• **TASK REQUIREMENTS**
Reproduce every record exactly as it appears, but not the pictures.

• **RECORD SET**

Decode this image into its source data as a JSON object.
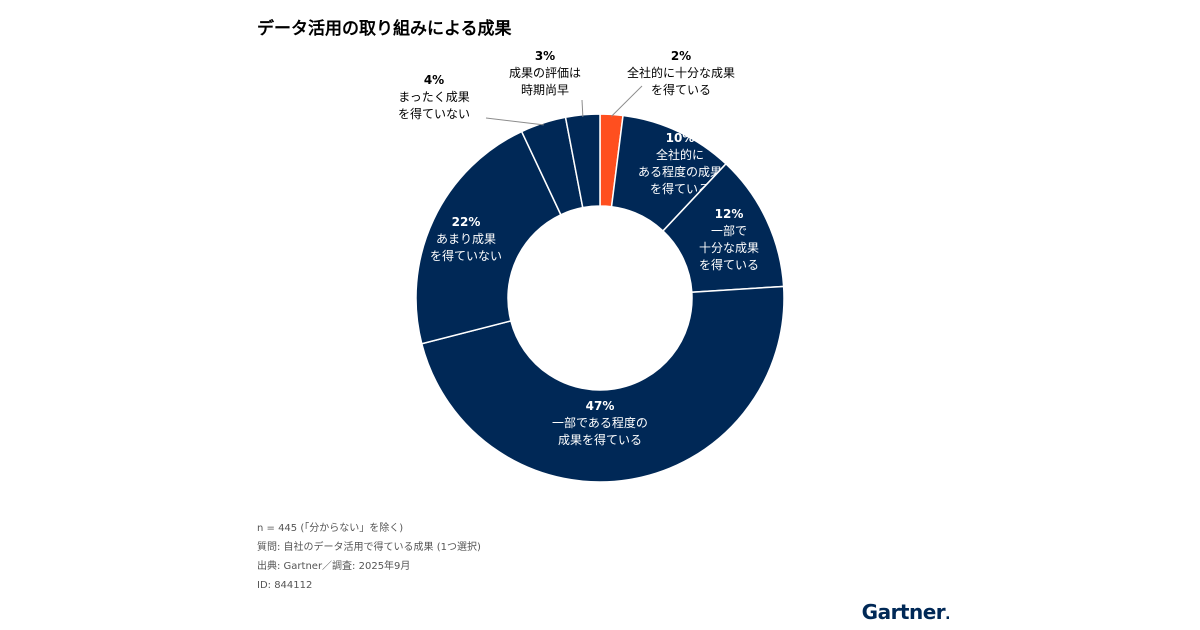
{
  "colors": {
    "navy": "#002856",
    "accent": "#ff4f1f",
    "separator": "#ffffff",
    "leader": "#8c8c8c",
    "outside_text": "#000000",
    "inside_text": "#ffffff"
  },
  "chart_data": {
    "type": "pie",
    "donut": true,
    "title": "データ活用の取り組みによる成果",
    "start_angle_deg": 0,
    "direction": "clockwise",
    "slices": [
      {
        "name": "全社的に十分な成果を得ている",
        "value": 2,
        "label_pct": "2%",
        "label_lines": [
          "全社的に十分な成果",
          "を得ている"
        ],
        "color": "accent",
        "label_position": "outside"
      },
      {
        "name": "全社的にある程度の成果を得ている",
        "value": 10,
        "label_pct": "10%",
        "label_lines": [
          "全社的に",
          "ある程度の成果",
          "を得ている"
        ],
        "color": "navy",
        "label_position": "inside"
      },
      {
        "name": "一部で十分な成果を得ている",
        "value": 12,
        "label_pct": "12%",
        "label_lines": [
          "一部で",
          "十分な成果",
          "を得ている"
        ],
        "color": "navy",
        "label_position": "inside"
      },
      {
        "name": "一部である程度の成果を得ている",
        "value": 47,
        "label_pct": "47%",
        "label_lines": [
          "一部である程度の",
          "成果を得ている"
        ],
        "color": "navy",
        "label_position": "inside"
      },
      {
        "name": "あまり成果を得ていない",
        "value": 22,
        "label_pct": "22%",
        "label_lines": [
          "あまり成果",
          "を得ていない"
        ],
        "color": "navy",
        "label_position": "inside"
      },
      {
        "name": "まったく成果を得ていない",
        "value": 4,
        "label_pct": "4%",
        "label_lines": [
          "まったく成果",
          "を得ていない"
        ],
        "color": "navy",
        "label_position": "outside"
      },
      {
        "name": "成果の評価は時期尚早",
        "value": 3,
        "label_pct": "3%",
        "label_lines": [
          "成果の評価は",
          "時期尚早"
        ],
        "color": "navy",
        "label_position": "outside"
      }
    ]
  },
  "notes": {
    "n": "n = 445 (「分からない」を除く)",
    "question": "質問: 自社のデータ活用で得ている成果 (1つ選択)",
    "source": "出典: Gartner／調査: 2025年9月",
    "id": "ID: 844112"
  },
  "brand": {
    "name": "Gartner",
    "mark": "."
  }
}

• **TASK OUTPUT**
Decode this image into its source data as a JSON object.
{
  "colors": {
    "navy": "#002856",
    "accent": "#ff4f1f",
    "separator": "#ffffff",
    "leader": "#8c8c8c",
    "outside_text": "#000000",
    "inside_text": "#ffffff"
  },
  "chart_data": {
    "type": "pie",
    "donut": true,
    "title": "データ活用の取り組みによる成果",
    "start_angle_deg": 0,
    "direction": "clockwise",
    "slices": [
      {
        "name": "全社的に十分な成果を得ている",
        "value": 2,
        "label_pct": "2%",
        "label_lines": [
          "全社的に十分な成果",
          "を得ている"
        ],
        "color": "accent",
        "label_position": "outside"
      },
      {
        "name": "全社的にある程度の成果を得ている",
        "value": 10,
        "label_pct": "10%",
        "label_lines": [
          "全社的に",
          "ある程度の成果",
          "を得ている"
        ],
        "color": "navy",
        "label_position": "inside"
      },
      {
        "name": "一部で十分な成果を得ている",
        "value": 12,
        "label_pct": "12%",
        "label_lines": [
          "一部で",
          "十分な成果",
          "を得ている"
        ],
        "color": "navy",
        "label_position": "inside"
      },
      {
        "name": "一部である程度の成果を得ている",
        "value": 47,
        "label_pct": "47%",
        "label_lines": [
          "一部である程度の",
          "成果を得ている"
        ],
        "color": "navy",
        "label_position": "inside"
      },
      {
        "name": "あまり成果を得ていない",
        "value": 22,
        "label_pct": "22%",
        "label_lines": [
          "あまり成果",
          "を得ていない"
        ],
        "color": "navy",
        "label_position": "inside"
      },
      {
        "name": "まったく成果を得ていない",
        "value": 4,
        "label_pct": "4%",
        "label_lines": [
          "まったく成果",
          "を得ていない"
        ],
        "color": "navy",
        "label_position": "outside"
      },
      {
        "name": "成果の評価は時期尚早",
        "value": 3,
        "label_pct": "3%",
        "label_lines": [
          "成果の評価は",
          "時期尚早"
        ],
        "color": "navy",
        "label_position": "outside"
      }
    ]
  },
  "notes": {
    "n": "n = 445 (「分からない」を除く)",
    "question": "質問: 自社のデータ活用で得ている成果 (1つ選択)",
    "source": "出典: Gartner／調査: 2025年9月",
    "id": "ID: 844112"
  },
  "brand": {
    "name": "Gartner",
    "mark": "."
  }
}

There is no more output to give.